In the entries below, identify every line with the string "Fisher" and copy it.

----- Extracted records

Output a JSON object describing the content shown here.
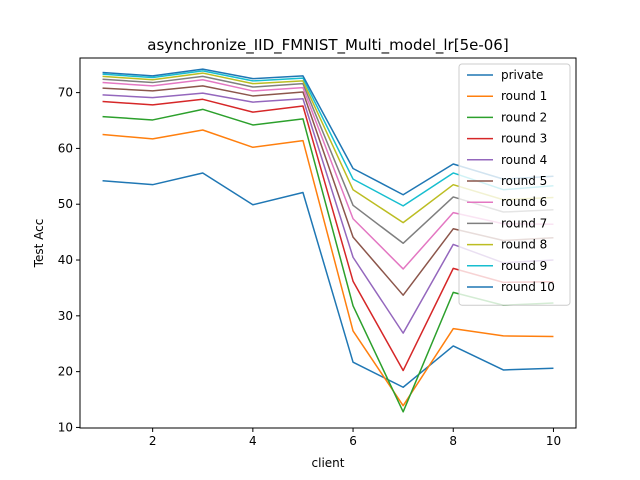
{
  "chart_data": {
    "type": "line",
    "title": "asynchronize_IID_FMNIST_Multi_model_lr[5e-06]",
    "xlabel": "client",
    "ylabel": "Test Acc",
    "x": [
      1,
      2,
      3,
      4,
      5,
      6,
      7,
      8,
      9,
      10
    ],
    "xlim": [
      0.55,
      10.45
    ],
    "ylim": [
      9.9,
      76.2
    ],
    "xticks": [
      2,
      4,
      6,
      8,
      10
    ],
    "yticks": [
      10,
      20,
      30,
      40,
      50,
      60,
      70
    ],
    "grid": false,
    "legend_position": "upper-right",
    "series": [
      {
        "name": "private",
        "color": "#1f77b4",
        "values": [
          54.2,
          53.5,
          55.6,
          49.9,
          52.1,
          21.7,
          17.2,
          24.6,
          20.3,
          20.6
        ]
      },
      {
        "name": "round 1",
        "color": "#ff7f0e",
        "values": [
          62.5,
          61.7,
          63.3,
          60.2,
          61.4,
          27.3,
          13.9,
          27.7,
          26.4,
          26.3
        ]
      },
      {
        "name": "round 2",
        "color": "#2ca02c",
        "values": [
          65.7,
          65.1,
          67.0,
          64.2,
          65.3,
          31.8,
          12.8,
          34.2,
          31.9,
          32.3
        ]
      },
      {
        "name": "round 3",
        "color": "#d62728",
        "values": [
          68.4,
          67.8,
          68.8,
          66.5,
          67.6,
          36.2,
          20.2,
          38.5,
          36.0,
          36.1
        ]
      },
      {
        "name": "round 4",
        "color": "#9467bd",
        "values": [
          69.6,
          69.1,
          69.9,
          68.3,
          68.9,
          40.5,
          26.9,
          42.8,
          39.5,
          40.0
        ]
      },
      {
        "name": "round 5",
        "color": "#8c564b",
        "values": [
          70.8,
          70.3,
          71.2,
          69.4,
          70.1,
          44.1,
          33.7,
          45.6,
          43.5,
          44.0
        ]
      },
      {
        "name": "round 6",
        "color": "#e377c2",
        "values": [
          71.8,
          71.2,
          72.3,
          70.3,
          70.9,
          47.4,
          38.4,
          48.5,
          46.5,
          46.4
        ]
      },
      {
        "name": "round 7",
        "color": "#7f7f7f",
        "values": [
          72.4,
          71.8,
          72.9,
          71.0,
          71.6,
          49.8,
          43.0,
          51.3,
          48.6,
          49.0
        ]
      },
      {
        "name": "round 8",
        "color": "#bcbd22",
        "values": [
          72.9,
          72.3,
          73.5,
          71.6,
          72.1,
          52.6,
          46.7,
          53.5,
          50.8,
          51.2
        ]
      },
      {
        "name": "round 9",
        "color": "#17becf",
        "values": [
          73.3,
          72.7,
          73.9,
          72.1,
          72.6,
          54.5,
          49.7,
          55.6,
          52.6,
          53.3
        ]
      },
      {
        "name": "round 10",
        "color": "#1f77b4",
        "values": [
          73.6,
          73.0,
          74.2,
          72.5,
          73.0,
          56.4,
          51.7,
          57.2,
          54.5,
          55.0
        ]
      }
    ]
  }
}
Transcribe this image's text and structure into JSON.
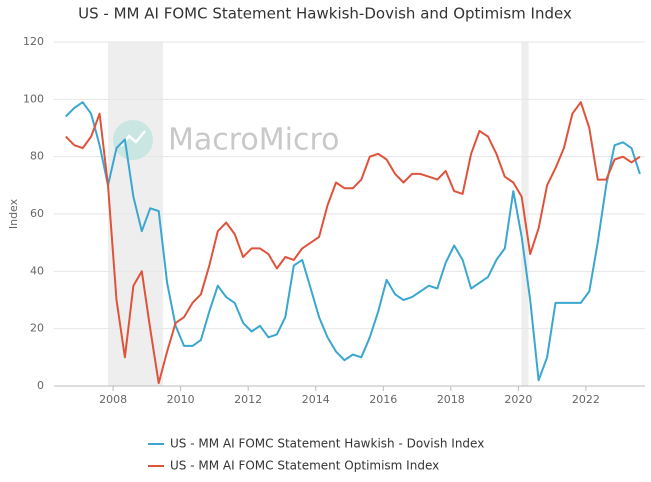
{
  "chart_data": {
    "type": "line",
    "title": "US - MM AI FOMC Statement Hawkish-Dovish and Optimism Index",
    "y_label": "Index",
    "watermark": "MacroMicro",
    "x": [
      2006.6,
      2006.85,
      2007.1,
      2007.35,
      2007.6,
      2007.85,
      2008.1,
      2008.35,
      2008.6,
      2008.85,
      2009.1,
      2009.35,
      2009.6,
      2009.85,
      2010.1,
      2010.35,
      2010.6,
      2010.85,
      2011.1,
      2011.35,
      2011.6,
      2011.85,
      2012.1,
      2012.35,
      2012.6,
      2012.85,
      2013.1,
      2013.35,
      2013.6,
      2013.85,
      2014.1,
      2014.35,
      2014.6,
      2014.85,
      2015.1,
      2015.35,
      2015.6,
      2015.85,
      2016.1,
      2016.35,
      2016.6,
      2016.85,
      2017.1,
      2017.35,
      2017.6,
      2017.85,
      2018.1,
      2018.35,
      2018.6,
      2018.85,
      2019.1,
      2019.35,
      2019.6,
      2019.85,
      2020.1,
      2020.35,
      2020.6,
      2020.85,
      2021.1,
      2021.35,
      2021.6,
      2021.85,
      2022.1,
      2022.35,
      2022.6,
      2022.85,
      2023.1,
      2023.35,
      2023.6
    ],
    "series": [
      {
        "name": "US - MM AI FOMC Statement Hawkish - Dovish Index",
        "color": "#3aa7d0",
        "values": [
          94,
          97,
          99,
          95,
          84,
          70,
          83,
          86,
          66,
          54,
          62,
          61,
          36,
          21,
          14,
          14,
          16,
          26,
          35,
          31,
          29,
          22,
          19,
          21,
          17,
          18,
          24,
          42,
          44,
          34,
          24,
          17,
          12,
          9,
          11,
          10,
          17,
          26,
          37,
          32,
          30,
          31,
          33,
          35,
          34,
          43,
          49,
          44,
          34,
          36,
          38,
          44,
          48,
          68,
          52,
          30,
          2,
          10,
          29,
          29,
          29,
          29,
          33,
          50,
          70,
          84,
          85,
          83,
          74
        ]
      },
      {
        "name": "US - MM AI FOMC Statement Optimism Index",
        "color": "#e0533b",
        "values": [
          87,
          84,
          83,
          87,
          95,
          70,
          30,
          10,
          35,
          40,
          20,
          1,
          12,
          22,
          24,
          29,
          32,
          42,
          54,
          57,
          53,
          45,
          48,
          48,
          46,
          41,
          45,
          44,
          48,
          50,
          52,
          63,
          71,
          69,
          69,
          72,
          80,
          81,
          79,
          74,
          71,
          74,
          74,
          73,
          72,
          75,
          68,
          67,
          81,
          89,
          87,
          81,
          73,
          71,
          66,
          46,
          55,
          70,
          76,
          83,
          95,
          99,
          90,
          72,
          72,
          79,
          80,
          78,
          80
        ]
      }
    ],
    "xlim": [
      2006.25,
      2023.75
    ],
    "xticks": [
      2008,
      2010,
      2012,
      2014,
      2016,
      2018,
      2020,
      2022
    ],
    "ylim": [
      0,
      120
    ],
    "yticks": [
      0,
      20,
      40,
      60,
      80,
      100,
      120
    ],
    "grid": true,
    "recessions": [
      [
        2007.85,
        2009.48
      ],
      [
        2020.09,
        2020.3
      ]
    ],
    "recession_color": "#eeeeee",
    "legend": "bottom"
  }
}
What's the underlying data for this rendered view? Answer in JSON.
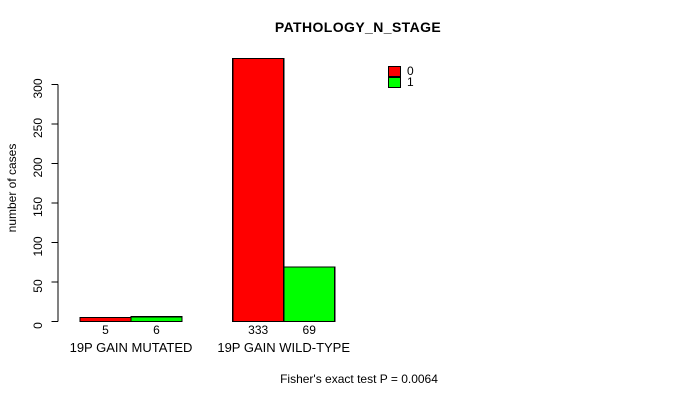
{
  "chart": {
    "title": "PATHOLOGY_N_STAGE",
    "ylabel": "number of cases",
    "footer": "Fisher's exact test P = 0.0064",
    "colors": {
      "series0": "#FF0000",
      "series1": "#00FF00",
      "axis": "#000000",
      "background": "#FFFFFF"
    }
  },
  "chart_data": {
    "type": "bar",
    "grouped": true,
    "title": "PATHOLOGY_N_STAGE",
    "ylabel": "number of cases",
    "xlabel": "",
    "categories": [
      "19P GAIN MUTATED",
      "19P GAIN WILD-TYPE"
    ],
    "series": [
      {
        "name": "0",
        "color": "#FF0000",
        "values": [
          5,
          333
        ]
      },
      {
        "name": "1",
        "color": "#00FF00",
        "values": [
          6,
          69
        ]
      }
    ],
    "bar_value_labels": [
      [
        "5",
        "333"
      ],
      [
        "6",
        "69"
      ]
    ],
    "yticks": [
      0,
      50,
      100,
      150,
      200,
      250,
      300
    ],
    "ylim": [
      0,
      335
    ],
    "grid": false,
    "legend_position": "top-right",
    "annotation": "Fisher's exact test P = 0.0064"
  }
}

----------

# Complete answer:
    "footer": "Fisher's exact test P = 0.0064",
    "annotation": "Fisher's exact test P = 0.0064"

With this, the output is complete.